### DIRECTIVE:
Transcribe the entries exactly; images are not part of the copy.

[Stored items]
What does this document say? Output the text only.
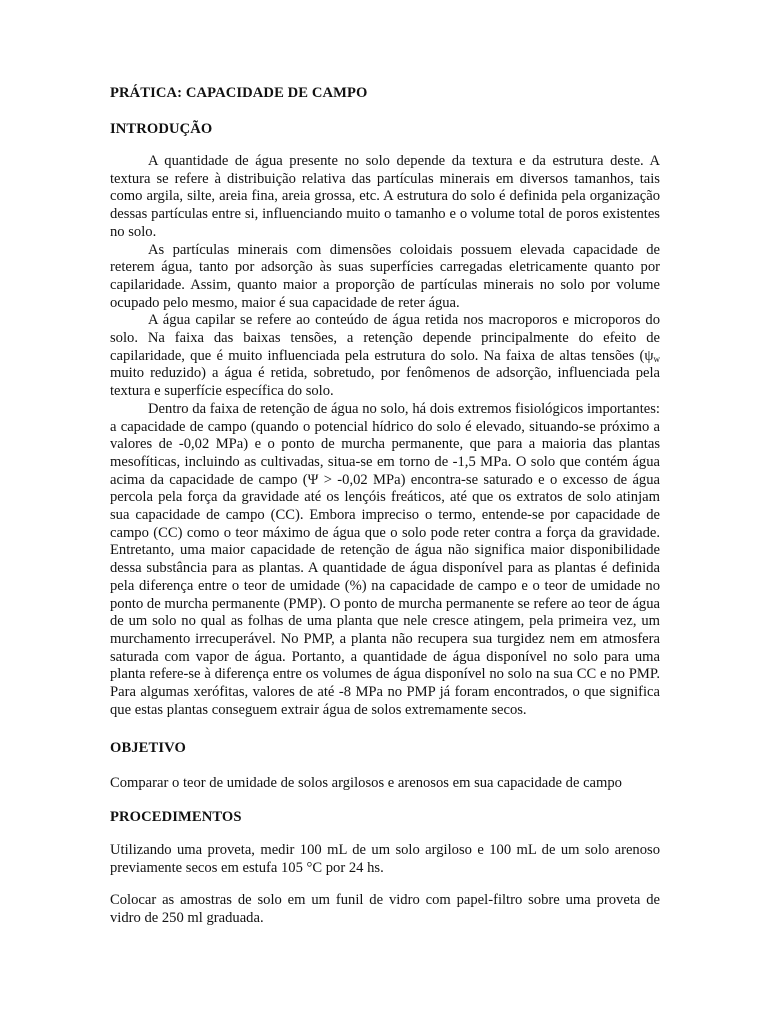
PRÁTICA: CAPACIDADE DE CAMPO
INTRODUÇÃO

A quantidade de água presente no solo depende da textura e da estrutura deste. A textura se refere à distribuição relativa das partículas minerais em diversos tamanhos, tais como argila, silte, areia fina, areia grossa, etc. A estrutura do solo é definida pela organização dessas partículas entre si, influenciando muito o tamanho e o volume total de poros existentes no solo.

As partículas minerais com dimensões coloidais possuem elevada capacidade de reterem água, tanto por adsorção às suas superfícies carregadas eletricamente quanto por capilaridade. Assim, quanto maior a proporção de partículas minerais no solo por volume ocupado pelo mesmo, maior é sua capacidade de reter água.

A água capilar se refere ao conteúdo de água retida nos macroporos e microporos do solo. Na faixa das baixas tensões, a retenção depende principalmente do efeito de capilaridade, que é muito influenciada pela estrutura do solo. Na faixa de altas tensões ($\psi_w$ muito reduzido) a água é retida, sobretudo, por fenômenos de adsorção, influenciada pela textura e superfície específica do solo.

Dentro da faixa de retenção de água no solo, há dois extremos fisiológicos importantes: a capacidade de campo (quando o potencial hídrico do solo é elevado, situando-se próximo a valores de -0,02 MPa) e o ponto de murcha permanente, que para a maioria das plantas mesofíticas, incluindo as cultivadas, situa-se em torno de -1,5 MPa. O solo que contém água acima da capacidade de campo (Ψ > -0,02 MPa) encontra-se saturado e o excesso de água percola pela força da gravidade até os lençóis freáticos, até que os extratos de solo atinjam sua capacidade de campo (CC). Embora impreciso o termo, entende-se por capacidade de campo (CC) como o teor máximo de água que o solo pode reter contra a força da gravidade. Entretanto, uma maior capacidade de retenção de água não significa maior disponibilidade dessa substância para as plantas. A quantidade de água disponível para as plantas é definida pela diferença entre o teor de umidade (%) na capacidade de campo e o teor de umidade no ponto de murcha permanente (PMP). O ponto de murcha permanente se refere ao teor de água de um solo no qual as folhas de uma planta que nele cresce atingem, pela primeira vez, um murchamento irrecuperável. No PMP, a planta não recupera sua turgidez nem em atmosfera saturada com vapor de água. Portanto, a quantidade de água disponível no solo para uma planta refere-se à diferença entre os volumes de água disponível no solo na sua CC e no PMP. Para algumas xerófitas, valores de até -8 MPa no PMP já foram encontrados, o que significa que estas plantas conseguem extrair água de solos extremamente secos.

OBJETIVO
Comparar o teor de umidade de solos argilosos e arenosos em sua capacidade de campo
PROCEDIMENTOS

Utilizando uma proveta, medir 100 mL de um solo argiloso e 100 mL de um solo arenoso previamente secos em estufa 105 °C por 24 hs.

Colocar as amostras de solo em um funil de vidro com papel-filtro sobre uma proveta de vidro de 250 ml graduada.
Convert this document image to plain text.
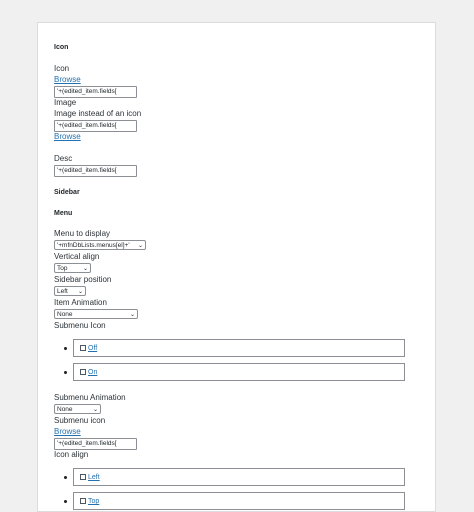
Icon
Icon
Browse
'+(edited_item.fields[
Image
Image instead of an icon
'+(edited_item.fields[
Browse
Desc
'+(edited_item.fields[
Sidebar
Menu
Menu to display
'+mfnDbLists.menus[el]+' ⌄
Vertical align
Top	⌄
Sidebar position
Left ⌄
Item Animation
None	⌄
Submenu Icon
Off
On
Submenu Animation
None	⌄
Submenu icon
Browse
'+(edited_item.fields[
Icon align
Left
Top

### ANSWER:
What does this document say? Output the text only.
PRÁTICA: CAPACIDADE DE CAMPO
INTRODUÇÃO

A quantidade de água presente no solo depende da textura e da estrutura deste. A textura se refere à distribuição relativa das partículas minerais em diversos tamanhos, tais como argila, silte, areia fina, areia grossa, etc. A estrutura do solo é definida pela organização dessas partículas entre si, influenciando muito o tamanho e o volume total de poros existentes no solo.

As partículas minerais com dimensões coloidais possuem elevada capacidade de reterem água, tanto por adsorção às suas superfícies carregadas eletricamente quanto por capilaridade. Assim, quanto maior a proporção de partículas minerais no solo por volume ocupado pelo mesmo, maior é sua capacidade de reter água.

A água capilar se refere ao conteúdo de água retida nos macroporos e microporos do solo. Na faixa das baixas tensões, a retenção depende principalmente do efeito de capilaridade, que é muito influenciada pela estrutura do solo. Na faixa de altas tensões ($\psi_w$ muito reduzido) a água é retida, sobretudo, por fenômenos de adsorção, influenciada pela textura e superfície específica do solo.

Dentro da faixa de retenção de água no solo, há dois extremos fisiológicos importantes: a capacidade de campo (quando o potencial hídrico do solo é elevado, situando-se próximo a valores de -0,02 MPa) e o ponto de murcha permanente, que para a maioria das plantas mesofíticas, incluindo as cultivadas, situa-se em torno de -1,5 MPa. O solo que contém água acima da capacidade de campo (Ψ > -0,02 MPa) encontra-se saturado e o excesso de água percola pela força da gravidade até os lençóis freáticos, até que os extratos de solo atinjam sua capacidade de campo (CC). Embora impreciso o termo, entende-se por capacidade de campo (CC) como o teor máximo de água que o solo pode reter contra a força da gravidade. Entretanto, uma maior capacidade de retenção de água não significa maior disponibilidade dessa substância para as plantas. A quantidade de água disponível para as plantas é definida pela diferença entre o teor de umidade (%) na capacidade de campo e o teor de umidade no ponto de murcha permanente (PMP). O ponto de murcha permanente se refere ao teor de água de um solo no qual as folhas de uma planta que nele cresce atingem, pela primeira vez, um murchamento irrecuperável. No PMP, a planta não recupera sua turgidez nem em atmosfera saturada com vapor de água. Portanto, a quantidade de água disponível no solo para uma planta refere-se à diferença entre os volumes de água disponível no solo na sua CC e no PMP. Para algumas xerófitas, valores de até -8 MPa no PMP já foram encontrados, o que significa que estas plantas conseguem extrair água de solos extremamente secos.

OBJETIVO
Comparar o teor de umidade de solos argilosos e arenosos em sua capacidade de campo
PROCEDIMENTOS

Utilizando uma proveta, medir 100 mL de um solo argiloso e 100 mL de um solo arenoso previamente secos em estufa 105 °C por 24 hs.

Colocar as amostras de solo em um funil de vidro com papel-filtro sobre uma proveta de vidro de 250 ml graduada.
Convert this document image to plain text.
Icon
Icon
Browse
'+(edited_item.fields[
Image
Image instead of an icon
'+(edited_item.fields[
Browse
Desc
'+(edited_item.fields[
Sidebar
Menu
Menu to display
'+mfnDbLists.menus[el]+' ⌄
Vertical align
Top	⌄
Sidebar position
Left ⌄
Item Animation
None	⌄
Submenu Icon
Off
On
Submenu Animation
None	⌄
Submenu icon
Browse
'+(edited_item.fields[
Icon align
Left
Top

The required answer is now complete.